§ RECORDS PROVIDED
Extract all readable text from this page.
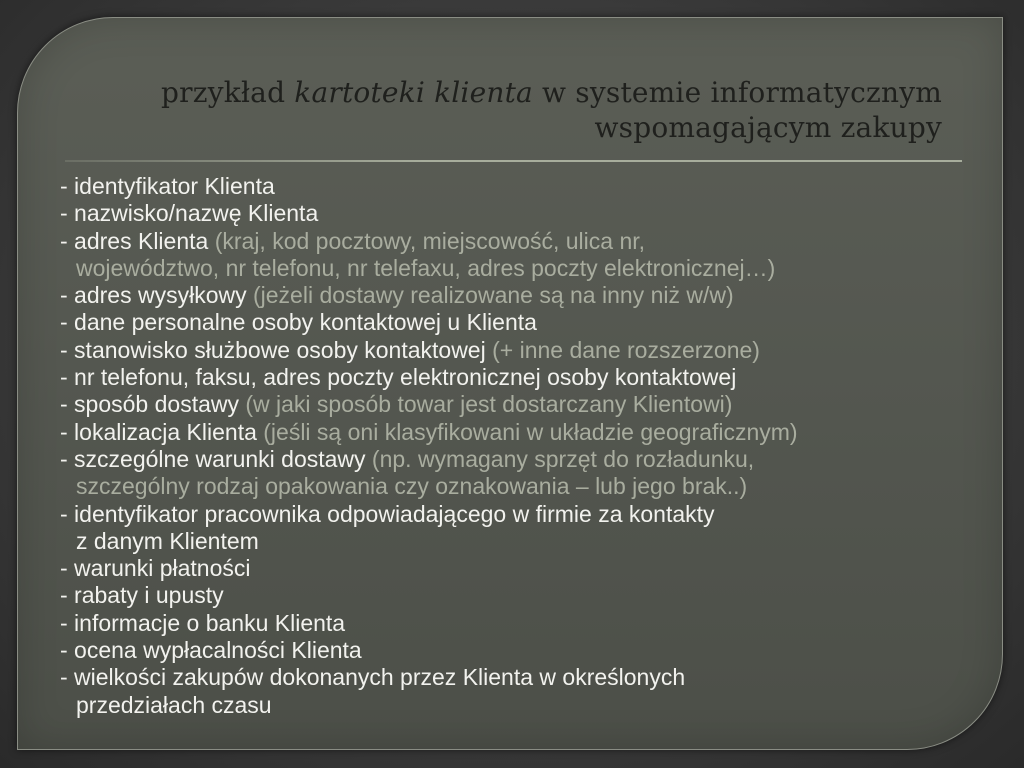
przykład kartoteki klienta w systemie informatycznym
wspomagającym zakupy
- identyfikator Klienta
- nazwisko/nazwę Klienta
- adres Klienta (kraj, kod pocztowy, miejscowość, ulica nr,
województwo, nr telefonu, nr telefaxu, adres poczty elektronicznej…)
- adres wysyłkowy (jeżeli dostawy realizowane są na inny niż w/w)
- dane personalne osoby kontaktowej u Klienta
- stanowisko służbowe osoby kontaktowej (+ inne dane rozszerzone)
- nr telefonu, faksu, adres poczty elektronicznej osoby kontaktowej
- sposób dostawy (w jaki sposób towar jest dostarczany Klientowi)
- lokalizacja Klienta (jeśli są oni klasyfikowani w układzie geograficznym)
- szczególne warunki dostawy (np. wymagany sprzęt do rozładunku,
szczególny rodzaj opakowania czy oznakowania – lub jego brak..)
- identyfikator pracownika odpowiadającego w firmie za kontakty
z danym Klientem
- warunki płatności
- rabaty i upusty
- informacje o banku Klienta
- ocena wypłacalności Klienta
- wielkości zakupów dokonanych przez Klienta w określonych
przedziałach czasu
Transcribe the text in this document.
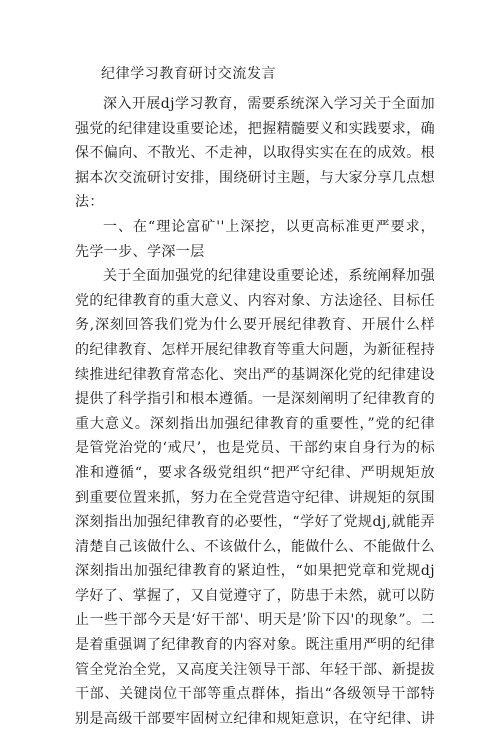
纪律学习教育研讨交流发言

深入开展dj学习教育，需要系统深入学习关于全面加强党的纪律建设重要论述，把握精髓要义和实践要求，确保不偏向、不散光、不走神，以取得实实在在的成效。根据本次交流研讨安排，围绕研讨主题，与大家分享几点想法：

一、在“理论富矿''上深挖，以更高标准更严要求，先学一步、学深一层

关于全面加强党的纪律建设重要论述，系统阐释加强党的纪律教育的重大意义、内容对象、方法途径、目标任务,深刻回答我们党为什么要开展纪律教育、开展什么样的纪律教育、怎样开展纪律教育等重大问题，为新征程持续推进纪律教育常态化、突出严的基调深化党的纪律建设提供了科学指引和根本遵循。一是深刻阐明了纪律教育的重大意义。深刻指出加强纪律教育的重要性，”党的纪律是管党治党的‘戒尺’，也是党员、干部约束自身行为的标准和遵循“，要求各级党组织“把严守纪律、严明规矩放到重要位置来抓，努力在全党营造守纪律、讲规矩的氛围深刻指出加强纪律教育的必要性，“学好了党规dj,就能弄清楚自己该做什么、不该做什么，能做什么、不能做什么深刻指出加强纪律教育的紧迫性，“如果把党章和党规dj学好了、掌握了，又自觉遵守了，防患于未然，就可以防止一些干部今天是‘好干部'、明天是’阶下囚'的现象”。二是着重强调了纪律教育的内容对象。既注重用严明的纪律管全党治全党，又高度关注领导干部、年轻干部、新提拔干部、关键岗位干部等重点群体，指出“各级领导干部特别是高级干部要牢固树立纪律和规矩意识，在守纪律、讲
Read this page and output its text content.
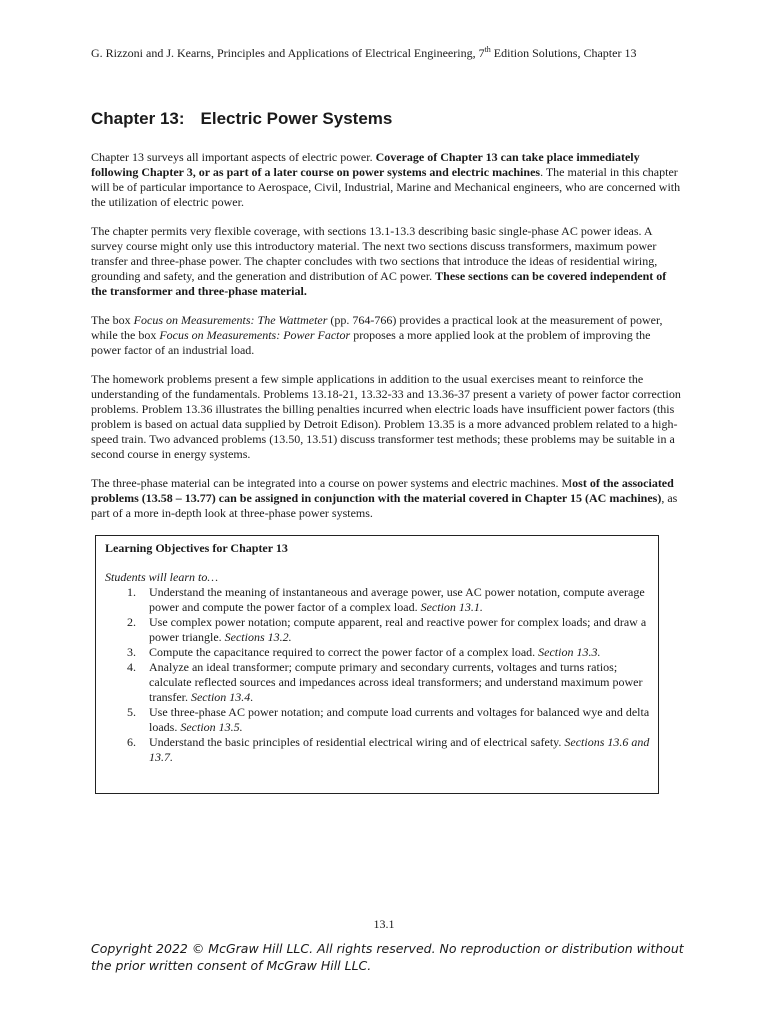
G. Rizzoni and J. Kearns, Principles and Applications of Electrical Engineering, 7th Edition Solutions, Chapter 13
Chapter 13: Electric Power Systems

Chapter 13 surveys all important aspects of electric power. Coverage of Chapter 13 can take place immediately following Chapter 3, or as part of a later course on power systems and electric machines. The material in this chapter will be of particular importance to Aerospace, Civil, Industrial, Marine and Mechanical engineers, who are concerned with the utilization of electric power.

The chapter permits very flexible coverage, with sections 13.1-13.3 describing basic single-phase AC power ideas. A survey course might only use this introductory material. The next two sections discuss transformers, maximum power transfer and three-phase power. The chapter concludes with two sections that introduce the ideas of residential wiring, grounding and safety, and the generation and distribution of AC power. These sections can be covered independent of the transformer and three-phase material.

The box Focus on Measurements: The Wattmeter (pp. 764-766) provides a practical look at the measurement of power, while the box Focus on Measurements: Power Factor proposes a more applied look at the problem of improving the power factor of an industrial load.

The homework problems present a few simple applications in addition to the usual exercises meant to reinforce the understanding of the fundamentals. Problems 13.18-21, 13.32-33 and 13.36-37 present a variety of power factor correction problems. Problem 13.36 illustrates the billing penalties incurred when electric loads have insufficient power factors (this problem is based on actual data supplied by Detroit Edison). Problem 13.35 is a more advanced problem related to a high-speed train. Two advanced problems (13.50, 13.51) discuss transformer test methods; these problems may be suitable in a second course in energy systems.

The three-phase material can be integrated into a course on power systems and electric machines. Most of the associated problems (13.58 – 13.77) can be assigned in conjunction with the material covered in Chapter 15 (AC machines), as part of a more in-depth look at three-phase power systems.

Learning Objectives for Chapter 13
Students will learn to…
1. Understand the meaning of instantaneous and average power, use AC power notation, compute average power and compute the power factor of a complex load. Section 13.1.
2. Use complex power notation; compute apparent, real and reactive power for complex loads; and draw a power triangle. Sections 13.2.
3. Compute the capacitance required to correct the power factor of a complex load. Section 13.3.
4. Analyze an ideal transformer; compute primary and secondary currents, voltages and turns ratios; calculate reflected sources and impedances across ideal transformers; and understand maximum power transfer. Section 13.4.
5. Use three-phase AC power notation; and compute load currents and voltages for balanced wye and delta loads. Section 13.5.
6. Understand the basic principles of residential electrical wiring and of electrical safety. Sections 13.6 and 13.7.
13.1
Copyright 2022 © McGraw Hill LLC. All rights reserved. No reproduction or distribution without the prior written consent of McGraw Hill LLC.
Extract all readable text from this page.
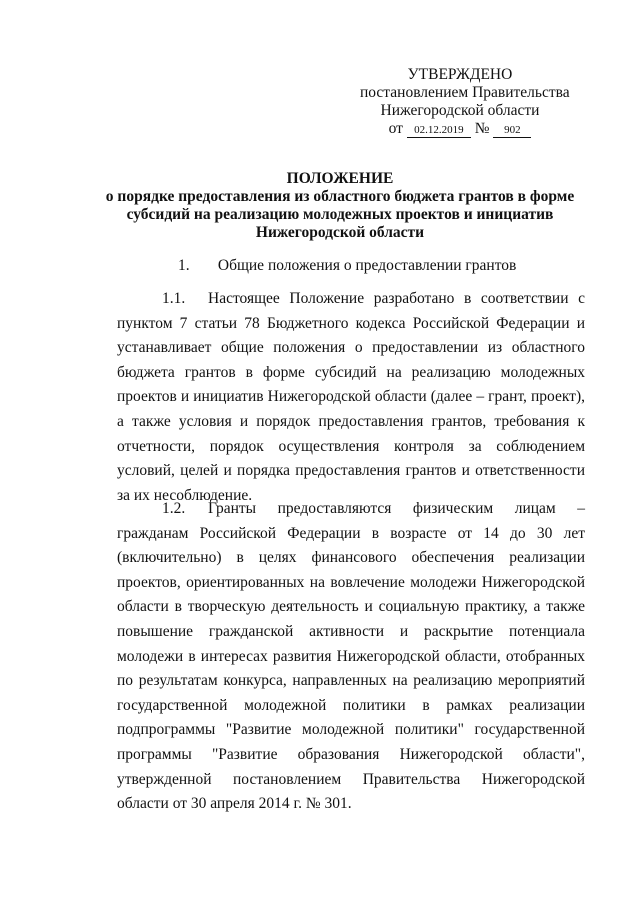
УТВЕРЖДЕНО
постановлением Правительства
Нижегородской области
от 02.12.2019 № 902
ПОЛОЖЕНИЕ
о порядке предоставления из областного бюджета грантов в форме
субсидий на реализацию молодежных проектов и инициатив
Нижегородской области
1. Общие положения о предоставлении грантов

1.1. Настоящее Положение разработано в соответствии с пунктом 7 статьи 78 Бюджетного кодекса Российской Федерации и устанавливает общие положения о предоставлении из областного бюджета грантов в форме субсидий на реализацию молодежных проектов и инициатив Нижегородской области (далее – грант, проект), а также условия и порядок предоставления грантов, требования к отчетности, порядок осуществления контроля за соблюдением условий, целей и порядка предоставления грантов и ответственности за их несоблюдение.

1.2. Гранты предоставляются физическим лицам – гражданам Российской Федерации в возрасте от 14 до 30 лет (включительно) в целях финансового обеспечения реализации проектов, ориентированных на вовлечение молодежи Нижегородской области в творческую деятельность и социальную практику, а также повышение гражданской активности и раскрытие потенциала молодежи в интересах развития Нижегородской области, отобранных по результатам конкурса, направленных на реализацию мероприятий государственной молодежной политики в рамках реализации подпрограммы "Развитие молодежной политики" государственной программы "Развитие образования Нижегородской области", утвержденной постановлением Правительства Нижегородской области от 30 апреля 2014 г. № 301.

§ SHORT PROBLEM
For the material, find the number of lines holding the word "transformer" and give that figure and nothing more.

§ PROBLEM SOLUTION
3